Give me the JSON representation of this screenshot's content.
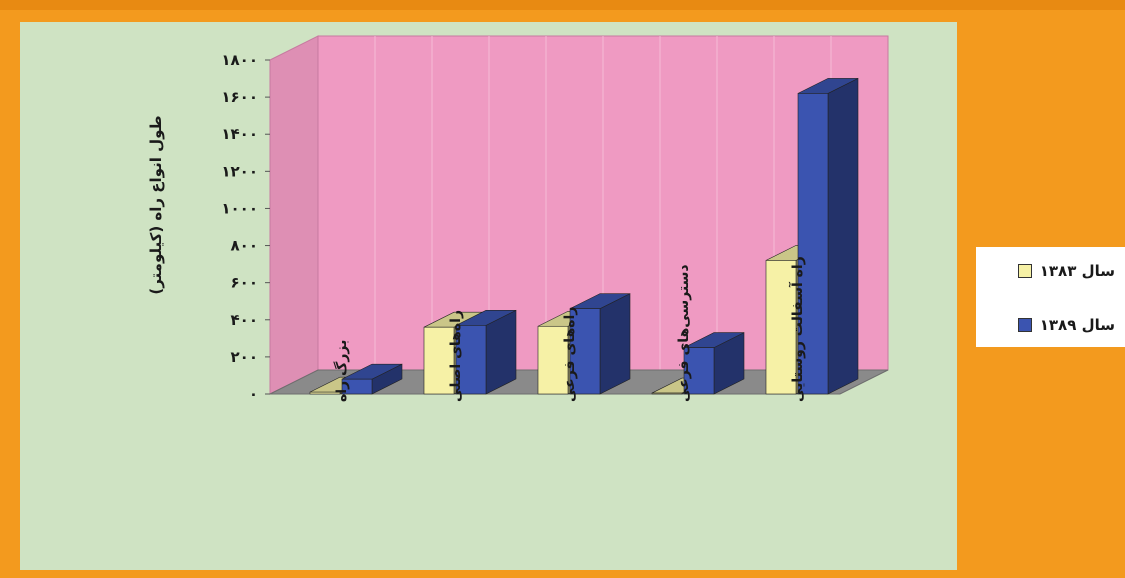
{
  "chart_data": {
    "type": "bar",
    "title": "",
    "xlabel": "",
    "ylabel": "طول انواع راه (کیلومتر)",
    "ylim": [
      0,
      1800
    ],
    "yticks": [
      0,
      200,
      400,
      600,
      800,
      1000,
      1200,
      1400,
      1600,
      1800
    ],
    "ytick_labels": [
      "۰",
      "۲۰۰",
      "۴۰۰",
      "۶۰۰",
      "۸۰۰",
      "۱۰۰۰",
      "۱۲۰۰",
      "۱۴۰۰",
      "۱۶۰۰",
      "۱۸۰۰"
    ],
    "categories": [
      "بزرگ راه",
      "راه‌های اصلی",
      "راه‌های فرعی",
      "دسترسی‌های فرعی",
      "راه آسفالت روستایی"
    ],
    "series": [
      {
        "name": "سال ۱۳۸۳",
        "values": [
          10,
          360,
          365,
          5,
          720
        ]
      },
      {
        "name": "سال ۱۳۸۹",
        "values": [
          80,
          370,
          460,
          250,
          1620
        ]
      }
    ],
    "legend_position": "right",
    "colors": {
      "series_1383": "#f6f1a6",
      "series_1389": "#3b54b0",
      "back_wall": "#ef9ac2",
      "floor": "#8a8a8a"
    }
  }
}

### Task objective
Leave out the pictures and restate everything else word for word.

### Written response
Give me the JSON representation of this screenshot's content.
{
  "chart_data": {
    "type": "bar",
    "title": "",
    "xlabel": "",
    "ylabel": "طول انواع راه (کیلومتر)",
    "ylim": [
      0,
      1800
    ],
    "yticks": [
      0,
      200,
      400,
      600,
      800,
      1000,
      1200,
      1400,
      1600,
      1800
    ],
    "ytick_labels": [
      "۰",
      "۲۰۰",
      "۴۰۰",
      "۶۰۰",
      "۸۰۰",
      "۱۰۰۰",
      "۱۲۰۰",
      "۱۴۰۰",
      "۱۶۰۰",
      "۱۸۰۰"
    ],
    "categories": [
      "بزرگ راه",
      "راه‌های اصلی",
      "راه‌های فرعی",
      "دسترسی‌های فرعی",
      "راه آسفالت روستایی"
    ],
    "series": [
      {
        "name": "سال ۱۳۸۳",
        "values": [
          10,
          360,
          365,
          5,
          720
        ]
      },
      {
        "name": "سال ۱۳۸۹",
        "values": [
          80,
          370,
          460,
          250,
          1620
        ]
      }
    ],
    "legend_position": "right",
    "colors": {
      "series_1383": "#f6f1a6",
      "series_1389": "#3b54b0",
      "back_wall": "#ef9ac2",
      "floor": "#8a8a8a"
    }
  }
}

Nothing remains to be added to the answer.